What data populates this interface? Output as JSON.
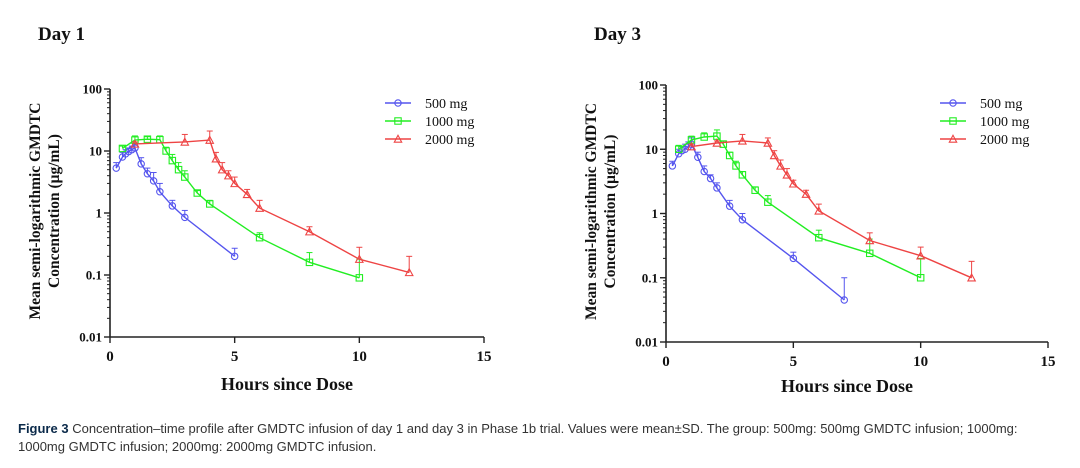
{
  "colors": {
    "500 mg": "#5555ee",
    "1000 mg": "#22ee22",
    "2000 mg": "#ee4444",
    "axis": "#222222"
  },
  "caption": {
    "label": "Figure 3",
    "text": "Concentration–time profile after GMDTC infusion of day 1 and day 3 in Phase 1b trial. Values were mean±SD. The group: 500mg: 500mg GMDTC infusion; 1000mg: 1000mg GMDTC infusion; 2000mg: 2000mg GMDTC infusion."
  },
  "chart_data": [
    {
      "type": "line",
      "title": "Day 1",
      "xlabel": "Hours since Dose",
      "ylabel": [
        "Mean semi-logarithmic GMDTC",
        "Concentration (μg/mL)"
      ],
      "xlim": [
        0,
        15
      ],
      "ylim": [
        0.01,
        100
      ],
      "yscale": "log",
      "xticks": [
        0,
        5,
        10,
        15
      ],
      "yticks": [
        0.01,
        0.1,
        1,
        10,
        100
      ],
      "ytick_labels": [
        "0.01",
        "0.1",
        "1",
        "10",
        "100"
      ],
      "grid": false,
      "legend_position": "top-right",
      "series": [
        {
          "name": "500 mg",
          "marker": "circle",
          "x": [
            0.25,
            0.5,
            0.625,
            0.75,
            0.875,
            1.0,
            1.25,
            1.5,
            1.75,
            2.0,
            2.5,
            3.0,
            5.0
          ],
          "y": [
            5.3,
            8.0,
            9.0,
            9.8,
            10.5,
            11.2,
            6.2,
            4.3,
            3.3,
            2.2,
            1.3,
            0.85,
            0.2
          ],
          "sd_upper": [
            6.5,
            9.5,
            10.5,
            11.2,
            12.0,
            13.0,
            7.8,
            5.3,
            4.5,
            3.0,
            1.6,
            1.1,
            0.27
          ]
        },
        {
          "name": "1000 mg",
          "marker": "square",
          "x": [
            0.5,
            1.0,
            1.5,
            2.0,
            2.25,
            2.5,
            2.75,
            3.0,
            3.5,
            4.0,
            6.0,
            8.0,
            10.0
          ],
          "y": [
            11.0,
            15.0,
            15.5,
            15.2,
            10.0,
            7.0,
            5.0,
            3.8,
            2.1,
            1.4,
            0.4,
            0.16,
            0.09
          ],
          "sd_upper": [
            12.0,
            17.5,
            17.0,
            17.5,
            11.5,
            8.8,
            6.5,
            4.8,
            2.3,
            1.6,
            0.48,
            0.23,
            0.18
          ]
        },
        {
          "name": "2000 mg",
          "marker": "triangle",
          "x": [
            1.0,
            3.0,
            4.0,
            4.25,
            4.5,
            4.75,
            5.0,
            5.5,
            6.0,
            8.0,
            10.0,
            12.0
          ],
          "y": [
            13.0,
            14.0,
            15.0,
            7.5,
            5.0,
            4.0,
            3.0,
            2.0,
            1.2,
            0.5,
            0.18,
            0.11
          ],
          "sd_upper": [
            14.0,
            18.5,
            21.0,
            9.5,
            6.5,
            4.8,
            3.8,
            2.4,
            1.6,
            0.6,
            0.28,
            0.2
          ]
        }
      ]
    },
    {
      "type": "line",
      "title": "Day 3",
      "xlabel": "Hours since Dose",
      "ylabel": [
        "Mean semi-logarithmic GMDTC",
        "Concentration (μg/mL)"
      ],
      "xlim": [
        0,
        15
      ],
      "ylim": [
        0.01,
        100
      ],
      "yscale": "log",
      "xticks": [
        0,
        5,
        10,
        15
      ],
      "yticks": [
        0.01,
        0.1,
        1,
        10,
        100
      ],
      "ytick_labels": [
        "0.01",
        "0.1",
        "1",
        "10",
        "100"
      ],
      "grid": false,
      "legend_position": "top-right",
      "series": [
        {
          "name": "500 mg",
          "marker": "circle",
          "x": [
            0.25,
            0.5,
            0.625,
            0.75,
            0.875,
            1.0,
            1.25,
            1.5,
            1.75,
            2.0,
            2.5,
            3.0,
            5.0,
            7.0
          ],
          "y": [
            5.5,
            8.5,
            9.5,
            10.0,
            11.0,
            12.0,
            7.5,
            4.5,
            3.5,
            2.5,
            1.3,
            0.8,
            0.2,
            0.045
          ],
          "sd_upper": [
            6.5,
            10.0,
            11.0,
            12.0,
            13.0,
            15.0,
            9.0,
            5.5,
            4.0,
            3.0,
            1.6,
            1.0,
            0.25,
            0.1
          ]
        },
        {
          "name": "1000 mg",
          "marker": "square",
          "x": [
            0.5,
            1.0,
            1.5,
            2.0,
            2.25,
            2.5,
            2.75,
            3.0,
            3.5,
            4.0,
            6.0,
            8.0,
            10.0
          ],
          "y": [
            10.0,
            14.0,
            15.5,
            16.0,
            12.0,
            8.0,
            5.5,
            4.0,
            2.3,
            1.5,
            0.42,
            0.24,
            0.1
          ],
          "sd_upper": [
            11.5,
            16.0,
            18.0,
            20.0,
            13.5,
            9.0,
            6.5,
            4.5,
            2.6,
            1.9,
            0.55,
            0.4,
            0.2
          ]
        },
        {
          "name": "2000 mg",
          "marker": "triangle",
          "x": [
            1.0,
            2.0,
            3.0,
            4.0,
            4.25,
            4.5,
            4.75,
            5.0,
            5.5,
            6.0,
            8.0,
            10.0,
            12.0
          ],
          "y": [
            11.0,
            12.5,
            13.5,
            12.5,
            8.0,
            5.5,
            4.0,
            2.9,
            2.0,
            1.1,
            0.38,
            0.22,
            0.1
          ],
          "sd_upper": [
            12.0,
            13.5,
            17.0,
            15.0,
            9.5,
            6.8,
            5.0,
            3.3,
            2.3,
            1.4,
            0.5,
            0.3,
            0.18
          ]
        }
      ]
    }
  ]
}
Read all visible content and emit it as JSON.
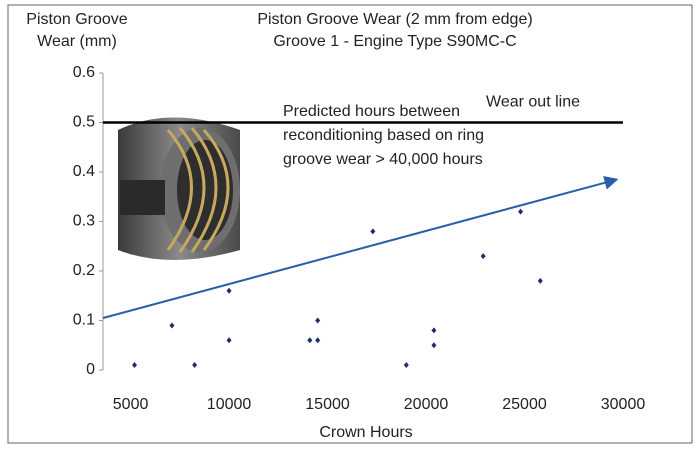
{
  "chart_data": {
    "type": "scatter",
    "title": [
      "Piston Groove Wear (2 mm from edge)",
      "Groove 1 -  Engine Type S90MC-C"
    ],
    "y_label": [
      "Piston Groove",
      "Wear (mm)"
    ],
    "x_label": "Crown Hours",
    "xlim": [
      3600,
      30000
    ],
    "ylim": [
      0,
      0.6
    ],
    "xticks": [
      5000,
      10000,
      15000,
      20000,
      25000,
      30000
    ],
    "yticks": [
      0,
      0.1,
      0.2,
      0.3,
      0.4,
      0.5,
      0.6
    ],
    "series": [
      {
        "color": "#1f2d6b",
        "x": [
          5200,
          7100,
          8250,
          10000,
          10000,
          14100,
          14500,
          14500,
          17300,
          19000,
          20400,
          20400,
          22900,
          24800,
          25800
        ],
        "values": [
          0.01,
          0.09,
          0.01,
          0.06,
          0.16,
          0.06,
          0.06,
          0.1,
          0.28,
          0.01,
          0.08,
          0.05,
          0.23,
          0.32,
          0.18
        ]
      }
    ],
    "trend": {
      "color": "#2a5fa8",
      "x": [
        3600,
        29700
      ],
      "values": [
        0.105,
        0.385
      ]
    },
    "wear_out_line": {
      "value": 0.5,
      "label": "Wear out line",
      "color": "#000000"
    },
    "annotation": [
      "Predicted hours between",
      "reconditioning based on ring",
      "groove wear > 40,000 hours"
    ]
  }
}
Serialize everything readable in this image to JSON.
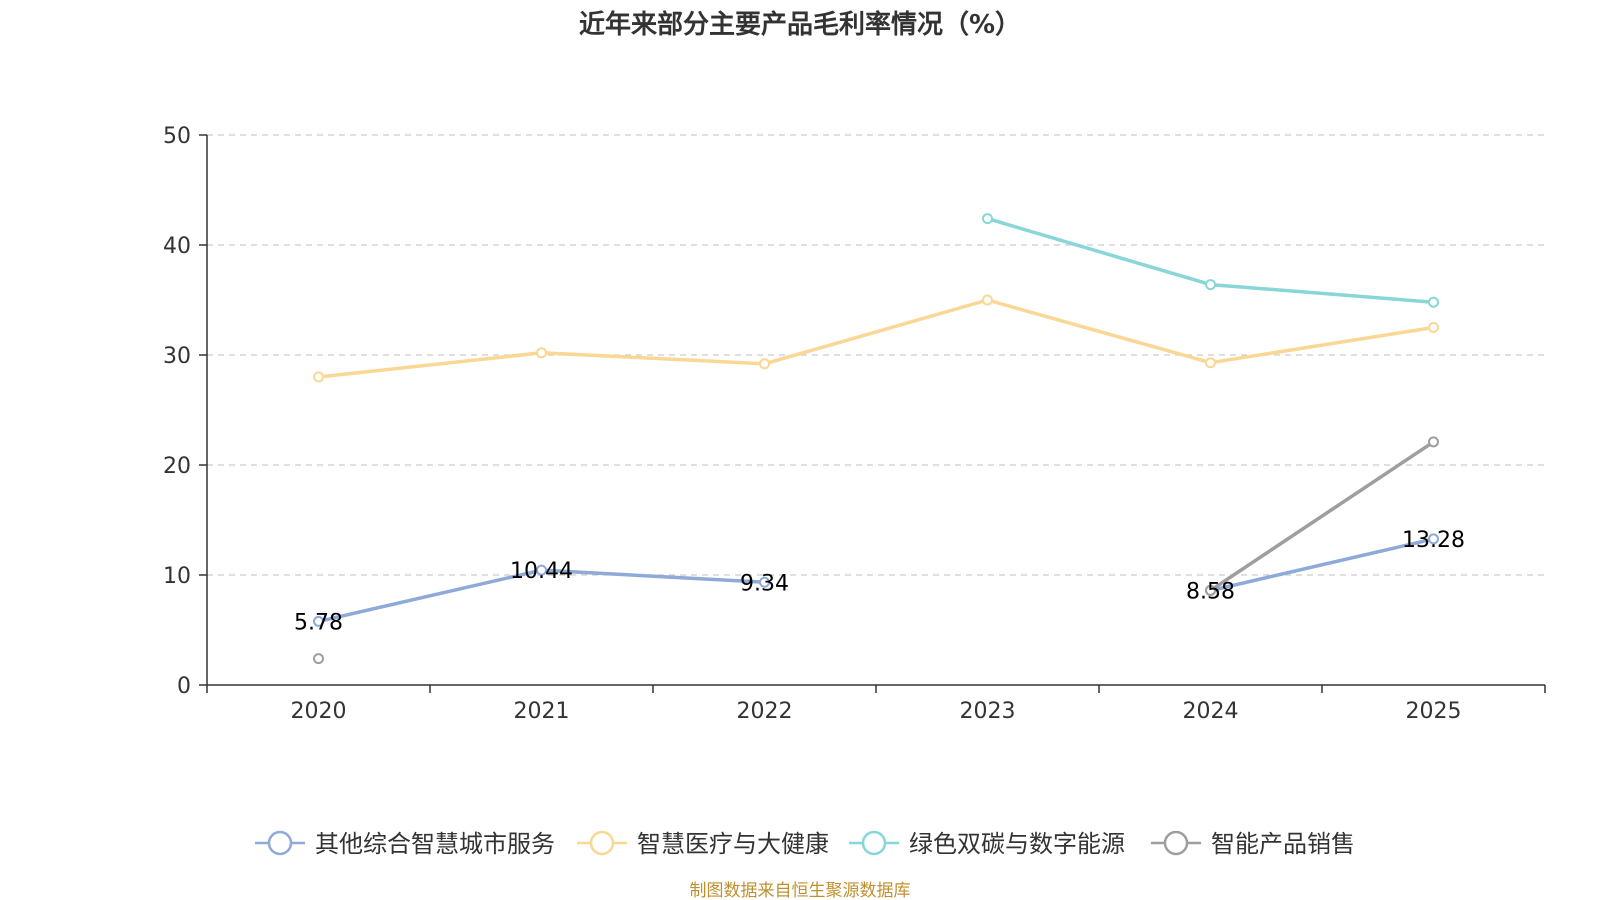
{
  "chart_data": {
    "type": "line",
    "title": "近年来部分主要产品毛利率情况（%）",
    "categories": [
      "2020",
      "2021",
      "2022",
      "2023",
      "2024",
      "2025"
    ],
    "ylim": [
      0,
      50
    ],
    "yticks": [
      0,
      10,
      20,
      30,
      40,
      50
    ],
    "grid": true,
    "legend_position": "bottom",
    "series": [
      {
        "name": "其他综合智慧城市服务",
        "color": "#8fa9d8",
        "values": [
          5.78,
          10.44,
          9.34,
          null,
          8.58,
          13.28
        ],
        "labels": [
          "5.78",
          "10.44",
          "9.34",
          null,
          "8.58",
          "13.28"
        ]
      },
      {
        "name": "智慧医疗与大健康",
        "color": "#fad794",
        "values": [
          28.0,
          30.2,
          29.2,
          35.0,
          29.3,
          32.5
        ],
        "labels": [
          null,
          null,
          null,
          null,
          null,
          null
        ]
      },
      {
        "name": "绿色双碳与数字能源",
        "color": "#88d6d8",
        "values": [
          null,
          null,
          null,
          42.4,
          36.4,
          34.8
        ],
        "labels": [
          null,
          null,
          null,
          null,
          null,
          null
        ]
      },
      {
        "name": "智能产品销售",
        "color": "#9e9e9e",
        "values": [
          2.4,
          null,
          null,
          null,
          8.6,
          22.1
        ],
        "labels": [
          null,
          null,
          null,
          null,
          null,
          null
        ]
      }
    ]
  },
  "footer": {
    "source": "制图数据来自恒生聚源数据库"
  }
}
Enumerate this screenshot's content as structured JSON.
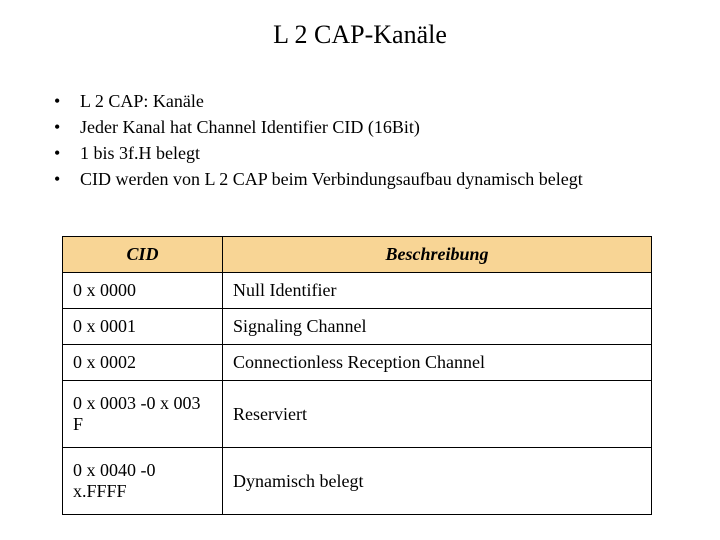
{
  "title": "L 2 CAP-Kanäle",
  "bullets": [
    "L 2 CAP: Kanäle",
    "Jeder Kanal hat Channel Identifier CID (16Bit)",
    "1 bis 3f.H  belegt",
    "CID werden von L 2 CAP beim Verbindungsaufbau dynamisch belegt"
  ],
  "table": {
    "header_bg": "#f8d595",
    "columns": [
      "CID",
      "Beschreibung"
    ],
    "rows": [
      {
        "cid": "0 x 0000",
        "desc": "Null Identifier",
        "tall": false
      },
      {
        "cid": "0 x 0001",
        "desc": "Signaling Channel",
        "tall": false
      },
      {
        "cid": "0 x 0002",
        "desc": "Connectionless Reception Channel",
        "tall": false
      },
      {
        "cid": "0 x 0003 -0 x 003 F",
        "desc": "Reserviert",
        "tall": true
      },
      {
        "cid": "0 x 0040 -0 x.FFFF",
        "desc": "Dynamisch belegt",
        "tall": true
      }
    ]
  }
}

──────────

Work to be completed
Everything from the line that contains "Enumerate this screenshot's" to the final line of the data is to be duplicated exactly, both ends included, except the pictures.

Solution to this task
Enumerate this screenshot's content as structured JSON.
{
  "title": "L 2 CAP-Kanäle",
  "bullets": [
    "L 2 CAP: Kanäle",
    "Jeder Kanal hat Channel Identifier CID (16Bit)",
    "1 bis 3f.H  belegt",
    "CID werden von L 2 CAP beim Verbindungsaufbau dynamisch belegt"
  ],
  "table": {
    "header_bg": "#f8d595",
    "columns": [
      "CID",
      "Beschreibung"
    ],
    "rows": [
      {
        "cid": "0 x 0000",
        "desc": "Null Identifier",
        "tall": false
      },
      {
        "cid": "0 x 0001",
        "desc": "Signaling Channel",
        "tall": false
      },
      {
        "cid": "0 x 0002",
        "desc": "Connectionless Reception Channel",
        "tall": false
      },
      {
        "cid": "0 x 0003 -0 x 003 F",
        "desc": "Reserviert",
        "tall": true
      },
      {
        "cid": "0 x 0040 -0 x.FFFF",
        "desc": "Dynamisch belegt",
        "tall": true
      }
    ]
  }
}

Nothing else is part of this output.